━━━━━ Selected passage

Presidents Lincoln and Grant both attended his famous revival services. At the Chicago World's Exhibition in 1893, more than 130,000 people attended Moody's revival services in a single day.


Moody's zeal for Christ was not limited to preaching and teaching, though that was always his primary love. He founded educational institutions - the
Northfield school for boys and girls that continue operating today and the Chicago Evangelism Society, later named the Moody Bible Institute.


Moody's tireless efforts also were catalyst for several Christian publishing ventures, one of which bears his name - Moody Publishing.


From an early age, Moody was a hard working entrepreneur. At age seventeen, he left his small home town for metropolitan
Boston where he worked as a shoe salesman at his uncle's store. He was saved at eighteen through the influence of his Sunday school teacher.


Within a year, he moved to
Chicago with a goal to earn $100,000. During the next four years, his industriousness and business sense helped him save the handsome sum of $7,000.


However, by age twenty-three Moody was led by Christ to minister to the poor Scandinavian and German immigrants in the inner city. Soon he left business completely to devote his life to Christ's service.


He used lecture halls and theaters as his pulpits, crossing over stubborn denominational lines. He was able to reach the masses
who otherwise would not visit a church or listen to the claims of the gospel. His popularity grew quickly.

Discovering the Spirit's Power


Despite Moody's success in the ministry, he felt a pressing need to know more of the Holy Spirit's empowerment. Three events changed his life and preaching.


The first occurred in
New York where he was invited to address a small Sunday school. As he got into his carriage to leave for yet another meeting, an elderly gentleman approached him with these words: "Young man, when you speak again, honor the Holy Ghost."

━━━━━━━━━━
━━━━━ Source material

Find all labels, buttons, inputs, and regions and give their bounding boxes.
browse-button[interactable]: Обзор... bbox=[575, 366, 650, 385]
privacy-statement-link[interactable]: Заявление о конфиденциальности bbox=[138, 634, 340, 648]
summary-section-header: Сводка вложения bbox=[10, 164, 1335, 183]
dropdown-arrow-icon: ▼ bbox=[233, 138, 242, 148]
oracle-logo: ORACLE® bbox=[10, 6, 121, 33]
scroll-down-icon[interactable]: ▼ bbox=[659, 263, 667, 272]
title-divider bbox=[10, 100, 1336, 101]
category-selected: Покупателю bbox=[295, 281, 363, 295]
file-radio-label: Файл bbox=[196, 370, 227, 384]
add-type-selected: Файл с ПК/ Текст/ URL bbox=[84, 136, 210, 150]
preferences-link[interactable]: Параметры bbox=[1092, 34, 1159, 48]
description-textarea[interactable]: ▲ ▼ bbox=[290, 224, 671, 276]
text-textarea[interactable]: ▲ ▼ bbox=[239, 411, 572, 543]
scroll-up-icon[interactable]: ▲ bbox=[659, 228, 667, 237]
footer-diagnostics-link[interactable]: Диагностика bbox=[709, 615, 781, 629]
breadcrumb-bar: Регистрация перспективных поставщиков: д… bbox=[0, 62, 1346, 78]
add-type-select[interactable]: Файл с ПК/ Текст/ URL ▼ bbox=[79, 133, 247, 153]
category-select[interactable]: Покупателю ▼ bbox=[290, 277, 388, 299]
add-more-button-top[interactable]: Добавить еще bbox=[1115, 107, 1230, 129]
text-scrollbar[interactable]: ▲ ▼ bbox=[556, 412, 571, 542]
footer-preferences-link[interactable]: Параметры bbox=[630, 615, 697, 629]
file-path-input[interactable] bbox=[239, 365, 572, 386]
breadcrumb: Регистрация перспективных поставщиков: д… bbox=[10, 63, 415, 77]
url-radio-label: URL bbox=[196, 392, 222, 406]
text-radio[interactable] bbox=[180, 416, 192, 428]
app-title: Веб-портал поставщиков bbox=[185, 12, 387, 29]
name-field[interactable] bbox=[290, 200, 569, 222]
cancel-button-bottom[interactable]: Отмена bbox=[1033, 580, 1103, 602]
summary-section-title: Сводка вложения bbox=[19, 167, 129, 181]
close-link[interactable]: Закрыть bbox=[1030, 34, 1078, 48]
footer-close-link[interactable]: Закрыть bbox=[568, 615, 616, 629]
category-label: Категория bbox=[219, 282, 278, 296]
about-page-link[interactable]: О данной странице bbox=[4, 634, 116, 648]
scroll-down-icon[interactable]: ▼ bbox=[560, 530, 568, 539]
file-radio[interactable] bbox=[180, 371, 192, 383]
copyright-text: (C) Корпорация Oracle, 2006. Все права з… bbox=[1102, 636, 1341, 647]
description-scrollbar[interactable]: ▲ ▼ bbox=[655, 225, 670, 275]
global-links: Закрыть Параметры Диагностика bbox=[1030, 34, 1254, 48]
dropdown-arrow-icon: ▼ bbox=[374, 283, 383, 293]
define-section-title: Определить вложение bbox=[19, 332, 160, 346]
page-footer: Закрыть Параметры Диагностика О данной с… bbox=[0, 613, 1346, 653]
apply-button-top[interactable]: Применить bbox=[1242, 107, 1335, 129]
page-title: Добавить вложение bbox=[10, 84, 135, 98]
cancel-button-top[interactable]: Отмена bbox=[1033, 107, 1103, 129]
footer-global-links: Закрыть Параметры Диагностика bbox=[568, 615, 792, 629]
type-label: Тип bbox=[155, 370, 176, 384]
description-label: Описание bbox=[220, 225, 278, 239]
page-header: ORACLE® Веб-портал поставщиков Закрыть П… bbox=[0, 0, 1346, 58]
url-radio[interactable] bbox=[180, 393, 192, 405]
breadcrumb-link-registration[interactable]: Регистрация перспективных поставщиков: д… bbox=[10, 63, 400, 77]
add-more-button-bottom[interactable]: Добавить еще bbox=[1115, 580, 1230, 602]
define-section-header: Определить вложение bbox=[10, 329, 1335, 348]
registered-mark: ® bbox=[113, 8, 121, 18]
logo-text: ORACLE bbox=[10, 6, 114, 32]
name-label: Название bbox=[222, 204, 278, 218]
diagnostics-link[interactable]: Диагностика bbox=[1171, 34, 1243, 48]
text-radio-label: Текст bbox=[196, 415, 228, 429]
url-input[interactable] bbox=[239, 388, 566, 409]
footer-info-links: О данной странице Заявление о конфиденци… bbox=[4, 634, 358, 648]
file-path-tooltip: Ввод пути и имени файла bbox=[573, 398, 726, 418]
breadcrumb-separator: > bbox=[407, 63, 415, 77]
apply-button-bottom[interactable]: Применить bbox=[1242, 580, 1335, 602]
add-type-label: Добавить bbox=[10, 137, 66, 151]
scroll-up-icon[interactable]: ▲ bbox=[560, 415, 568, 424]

━━━━━━━━━━

## What you need to do:
1. From the passage on Moody, transcribe the portion starting with "However, by age" and going on through "life and preaching.".
2. According to the passage on Moody, how much money had he saved after four years in Chicago?
3. Continue the passage on Moody from the point where it stops.

## Answers to this exercise:
1.
However, by age twenty-three Moody was led by Christ to minister to the poor Scandinavian and German immigrants in the inner city. Soon he left business completely to devote his life to Christ's service.


He used lecture halls and theaters as his pulpits, crossing over stubborn denominational lines. He was able to reach the masses
who otherwise would not visit a church or listen to the claims of the gospel. His popularity grew quickly.

Discovering the Spirit's Power


Despite Moody's success in the ministry, he felt a pressing need to know more of the Holy Spirit's empowerment. Three events changed his life and preaching.

2. $7,000

3.
The second involved two godly women who attended Moody's services in
Chicago.


"When I began to preach, I could tell by the expression of their faces they were praying for me," Moody later recalled. "At the close of the Sabbath evening services they would say to me, 'We have been praying for you.' I said, 'Why don't you pray for the people?' They answered. 'You need power,' 'I need power,' I said to myself. 'Why? I thought I had power.'"


Those incidents left Moody with a great hunger for the empowerment of the Holy Spirit. After the
Chicago fire that destroyed Moody's lecture hall and several institutions he had founded, he traveled to New York to raise funds for rebuilding. God had something else in mind.


"My heart was not in the work of begging," Moody recollected. "I could not appeal. I was crying all the time that God would fill me with His Spirit. Well, one day, in the city of
New York (on Wall Street) - oh, what a day! I cannot describe it. I seldom refer to it; it is almost too sacred an experience to name. I can only say that God revealed Himself to me, and I had such an experience of His love that I had to ask Him to stay His hand."


"I went to preaching again. The sermons were not different; I did not present any new truths, and yet hundreds were converted. I would not now be placed back where I was before that blessed experience if you should give me
all the world - it would be as dust in the balance."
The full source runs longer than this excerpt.